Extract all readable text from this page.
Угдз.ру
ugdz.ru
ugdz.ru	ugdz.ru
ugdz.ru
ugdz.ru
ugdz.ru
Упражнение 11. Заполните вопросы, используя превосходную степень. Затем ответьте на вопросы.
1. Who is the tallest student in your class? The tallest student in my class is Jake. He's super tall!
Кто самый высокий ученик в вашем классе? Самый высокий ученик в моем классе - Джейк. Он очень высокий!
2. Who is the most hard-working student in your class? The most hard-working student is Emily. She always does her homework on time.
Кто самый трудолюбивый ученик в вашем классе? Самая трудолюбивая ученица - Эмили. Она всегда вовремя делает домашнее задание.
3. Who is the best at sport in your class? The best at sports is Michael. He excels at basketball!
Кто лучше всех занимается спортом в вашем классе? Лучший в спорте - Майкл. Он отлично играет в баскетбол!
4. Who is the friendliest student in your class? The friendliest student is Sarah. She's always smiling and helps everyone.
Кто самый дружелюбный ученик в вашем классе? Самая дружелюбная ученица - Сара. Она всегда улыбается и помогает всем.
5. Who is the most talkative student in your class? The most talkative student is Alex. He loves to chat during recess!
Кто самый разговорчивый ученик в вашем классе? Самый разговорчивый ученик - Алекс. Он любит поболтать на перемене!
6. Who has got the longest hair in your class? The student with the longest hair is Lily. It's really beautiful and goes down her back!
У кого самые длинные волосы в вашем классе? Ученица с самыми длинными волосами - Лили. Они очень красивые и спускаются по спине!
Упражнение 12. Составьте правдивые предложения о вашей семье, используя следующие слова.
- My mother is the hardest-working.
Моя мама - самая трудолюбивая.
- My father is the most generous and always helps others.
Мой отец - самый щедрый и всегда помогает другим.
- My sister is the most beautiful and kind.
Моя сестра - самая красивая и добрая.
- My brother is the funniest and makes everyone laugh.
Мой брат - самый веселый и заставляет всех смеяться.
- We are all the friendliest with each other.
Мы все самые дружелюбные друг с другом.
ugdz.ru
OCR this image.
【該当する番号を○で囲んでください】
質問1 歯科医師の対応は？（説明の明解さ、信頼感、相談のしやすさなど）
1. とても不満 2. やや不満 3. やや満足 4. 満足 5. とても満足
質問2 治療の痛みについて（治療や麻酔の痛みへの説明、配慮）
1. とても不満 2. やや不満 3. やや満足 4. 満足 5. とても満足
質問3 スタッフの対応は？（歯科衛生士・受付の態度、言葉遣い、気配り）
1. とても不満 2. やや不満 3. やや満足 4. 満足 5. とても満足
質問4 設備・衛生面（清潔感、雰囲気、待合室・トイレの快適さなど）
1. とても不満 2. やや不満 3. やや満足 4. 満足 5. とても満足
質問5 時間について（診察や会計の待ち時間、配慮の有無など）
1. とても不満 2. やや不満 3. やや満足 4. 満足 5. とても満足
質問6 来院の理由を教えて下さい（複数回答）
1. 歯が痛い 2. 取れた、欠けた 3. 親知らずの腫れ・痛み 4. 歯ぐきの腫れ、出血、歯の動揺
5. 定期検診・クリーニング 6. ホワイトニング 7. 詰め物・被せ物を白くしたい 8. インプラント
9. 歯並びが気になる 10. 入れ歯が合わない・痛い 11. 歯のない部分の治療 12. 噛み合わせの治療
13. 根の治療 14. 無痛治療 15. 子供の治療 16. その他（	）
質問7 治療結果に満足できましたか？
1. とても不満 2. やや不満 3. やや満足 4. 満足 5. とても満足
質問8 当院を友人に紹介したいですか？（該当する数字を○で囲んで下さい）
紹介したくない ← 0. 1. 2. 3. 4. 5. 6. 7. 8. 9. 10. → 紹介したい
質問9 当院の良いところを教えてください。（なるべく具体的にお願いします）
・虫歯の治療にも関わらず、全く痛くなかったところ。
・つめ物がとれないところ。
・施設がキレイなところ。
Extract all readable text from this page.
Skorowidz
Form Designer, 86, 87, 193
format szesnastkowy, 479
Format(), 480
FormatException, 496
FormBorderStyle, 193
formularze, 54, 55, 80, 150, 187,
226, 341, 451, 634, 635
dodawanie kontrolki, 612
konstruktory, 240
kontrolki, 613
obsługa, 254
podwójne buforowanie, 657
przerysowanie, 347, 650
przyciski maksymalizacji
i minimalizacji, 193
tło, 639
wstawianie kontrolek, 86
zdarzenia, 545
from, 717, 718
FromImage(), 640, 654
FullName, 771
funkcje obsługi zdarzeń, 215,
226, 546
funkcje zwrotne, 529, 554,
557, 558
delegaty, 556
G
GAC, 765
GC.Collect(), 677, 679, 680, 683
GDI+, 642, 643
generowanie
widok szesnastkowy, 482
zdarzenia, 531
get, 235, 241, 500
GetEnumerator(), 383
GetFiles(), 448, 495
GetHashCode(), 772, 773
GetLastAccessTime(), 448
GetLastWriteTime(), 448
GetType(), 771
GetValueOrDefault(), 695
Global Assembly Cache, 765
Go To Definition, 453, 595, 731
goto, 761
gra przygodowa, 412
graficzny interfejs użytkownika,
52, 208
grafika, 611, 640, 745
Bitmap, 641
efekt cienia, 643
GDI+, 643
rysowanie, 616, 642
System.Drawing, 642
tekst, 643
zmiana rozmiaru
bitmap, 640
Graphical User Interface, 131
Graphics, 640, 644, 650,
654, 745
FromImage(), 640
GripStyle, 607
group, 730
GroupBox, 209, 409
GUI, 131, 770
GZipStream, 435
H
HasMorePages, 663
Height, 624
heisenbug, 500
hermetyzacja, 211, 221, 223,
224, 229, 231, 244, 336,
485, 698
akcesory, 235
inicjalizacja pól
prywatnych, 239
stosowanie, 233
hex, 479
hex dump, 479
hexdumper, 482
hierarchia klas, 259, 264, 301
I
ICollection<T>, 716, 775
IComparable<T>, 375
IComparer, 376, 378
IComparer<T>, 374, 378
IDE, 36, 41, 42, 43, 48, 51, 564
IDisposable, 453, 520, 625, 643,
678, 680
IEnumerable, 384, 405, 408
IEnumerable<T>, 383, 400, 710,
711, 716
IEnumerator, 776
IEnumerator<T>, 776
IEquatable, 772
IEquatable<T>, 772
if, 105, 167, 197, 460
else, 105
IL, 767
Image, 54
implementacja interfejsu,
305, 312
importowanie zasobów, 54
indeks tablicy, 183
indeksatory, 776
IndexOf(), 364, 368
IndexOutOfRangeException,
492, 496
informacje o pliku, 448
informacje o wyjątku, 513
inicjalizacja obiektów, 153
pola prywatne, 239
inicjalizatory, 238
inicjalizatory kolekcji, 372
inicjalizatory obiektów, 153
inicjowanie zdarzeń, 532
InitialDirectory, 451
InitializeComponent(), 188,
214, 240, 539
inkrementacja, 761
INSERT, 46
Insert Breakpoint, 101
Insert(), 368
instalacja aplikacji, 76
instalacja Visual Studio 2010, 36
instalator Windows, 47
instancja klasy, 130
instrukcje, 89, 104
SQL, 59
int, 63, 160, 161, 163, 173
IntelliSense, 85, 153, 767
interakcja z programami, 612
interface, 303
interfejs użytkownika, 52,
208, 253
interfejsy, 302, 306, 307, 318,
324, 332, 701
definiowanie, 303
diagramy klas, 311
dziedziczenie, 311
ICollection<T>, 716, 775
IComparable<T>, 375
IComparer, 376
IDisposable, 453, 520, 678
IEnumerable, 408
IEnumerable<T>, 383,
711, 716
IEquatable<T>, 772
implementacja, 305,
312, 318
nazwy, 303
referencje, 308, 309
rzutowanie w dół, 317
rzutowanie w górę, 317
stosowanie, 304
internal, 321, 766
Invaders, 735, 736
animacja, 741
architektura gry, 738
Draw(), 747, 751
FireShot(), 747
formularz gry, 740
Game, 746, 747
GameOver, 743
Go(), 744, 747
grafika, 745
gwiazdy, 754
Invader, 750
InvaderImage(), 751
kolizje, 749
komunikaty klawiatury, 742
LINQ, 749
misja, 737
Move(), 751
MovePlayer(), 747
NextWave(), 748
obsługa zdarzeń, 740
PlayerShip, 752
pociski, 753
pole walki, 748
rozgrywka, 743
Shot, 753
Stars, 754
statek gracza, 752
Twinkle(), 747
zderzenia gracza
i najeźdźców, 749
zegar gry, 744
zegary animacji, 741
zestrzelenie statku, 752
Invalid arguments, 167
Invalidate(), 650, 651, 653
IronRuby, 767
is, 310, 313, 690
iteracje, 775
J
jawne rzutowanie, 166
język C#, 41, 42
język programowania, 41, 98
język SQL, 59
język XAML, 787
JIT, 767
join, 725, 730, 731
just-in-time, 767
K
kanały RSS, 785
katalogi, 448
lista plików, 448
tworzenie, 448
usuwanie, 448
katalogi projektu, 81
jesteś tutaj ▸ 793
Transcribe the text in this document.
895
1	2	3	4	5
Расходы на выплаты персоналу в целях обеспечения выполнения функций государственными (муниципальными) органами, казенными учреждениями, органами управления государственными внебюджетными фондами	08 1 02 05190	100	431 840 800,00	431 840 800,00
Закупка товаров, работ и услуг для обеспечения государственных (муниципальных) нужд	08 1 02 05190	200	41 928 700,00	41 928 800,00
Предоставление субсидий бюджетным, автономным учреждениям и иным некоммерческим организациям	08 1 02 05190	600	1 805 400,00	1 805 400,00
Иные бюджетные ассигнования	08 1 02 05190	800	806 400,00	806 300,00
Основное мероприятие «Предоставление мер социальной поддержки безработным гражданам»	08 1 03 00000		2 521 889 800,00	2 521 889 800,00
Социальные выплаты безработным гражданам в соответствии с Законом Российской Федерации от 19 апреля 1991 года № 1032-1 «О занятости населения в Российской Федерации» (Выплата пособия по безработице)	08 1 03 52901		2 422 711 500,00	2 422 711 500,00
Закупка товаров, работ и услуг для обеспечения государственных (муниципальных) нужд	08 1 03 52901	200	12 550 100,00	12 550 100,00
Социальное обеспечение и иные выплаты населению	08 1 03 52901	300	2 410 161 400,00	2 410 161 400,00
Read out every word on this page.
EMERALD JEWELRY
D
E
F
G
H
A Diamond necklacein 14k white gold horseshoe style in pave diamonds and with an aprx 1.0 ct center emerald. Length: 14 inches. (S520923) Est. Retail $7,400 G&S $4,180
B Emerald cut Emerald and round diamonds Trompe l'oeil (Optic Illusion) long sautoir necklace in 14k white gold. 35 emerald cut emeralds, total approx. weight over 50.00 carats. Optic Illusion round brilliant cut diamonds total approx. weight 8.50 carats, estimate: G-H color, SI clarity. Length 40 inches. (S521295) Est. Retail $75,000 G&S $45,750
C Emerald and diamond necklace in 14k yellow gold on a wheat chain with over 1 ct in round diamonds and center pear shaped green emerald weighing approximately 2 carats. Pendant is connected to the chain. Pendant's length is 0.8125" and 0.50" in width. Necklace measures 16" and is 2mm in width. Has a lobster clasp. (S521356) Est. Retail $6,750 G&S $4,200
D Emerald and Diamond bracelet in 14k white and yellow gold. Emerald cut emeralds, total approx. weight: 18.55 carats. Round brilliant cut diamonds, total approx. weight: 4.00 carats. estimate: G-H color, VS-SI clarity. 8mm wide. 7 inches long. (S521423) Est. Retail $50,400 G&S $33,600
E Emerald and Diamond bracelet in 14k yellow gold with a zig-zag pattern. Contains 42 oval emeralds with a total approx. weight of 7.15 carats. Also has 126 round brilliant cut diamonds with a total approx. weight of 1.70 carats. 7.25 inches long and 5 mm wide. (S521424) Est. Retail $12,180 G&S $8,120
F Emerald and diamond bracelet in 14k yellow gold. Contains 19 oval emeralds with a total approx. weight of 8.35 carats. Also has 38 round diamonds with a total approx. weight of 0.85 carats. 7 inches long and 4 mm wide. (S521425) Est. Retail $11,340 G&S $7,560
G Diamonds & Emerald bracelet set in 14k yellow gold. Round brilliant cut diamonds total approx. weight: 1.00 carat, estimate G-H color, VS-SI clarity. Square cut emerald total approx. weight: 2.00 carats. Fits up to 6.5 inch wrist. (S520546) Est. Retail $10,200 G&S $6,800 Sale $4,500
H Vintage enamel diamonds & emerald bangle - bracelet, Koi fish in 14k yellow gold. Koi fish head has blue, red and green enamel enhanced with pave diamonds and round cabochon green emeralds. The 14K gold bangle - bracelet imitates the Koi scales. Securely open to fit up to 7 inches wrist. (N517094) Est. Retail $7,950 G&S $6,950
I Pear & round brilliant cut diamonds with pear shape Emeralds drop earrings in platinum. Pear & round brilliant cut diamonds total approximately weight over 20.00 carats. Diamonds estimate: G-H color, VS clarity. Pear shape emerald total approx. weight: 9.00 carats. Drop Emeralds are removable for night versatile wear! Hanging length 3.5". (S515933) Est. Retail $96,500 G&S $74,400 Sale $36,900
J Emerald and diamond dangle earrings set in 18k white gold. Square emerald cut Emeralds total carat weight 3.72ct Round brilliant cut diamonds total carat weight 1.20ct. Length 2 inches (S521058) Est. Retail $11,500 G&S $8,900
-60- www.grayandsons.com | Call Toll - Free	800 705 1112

+--

Exercise requirements ▸
Gather each line in the data that holds the string "Закупка".

Worked answer ▸
Закупка товаров, работ и услуг для обеспечения государственных (муниципальных) нужд	08 1 02 05190	200	41 928 700,00	41 928 800,00
Закупка товаров, работ и услуг для обеспечения государственных (муниципальных) нужд	08 1 03 52901	200	12 550 100,00	12 550 100,00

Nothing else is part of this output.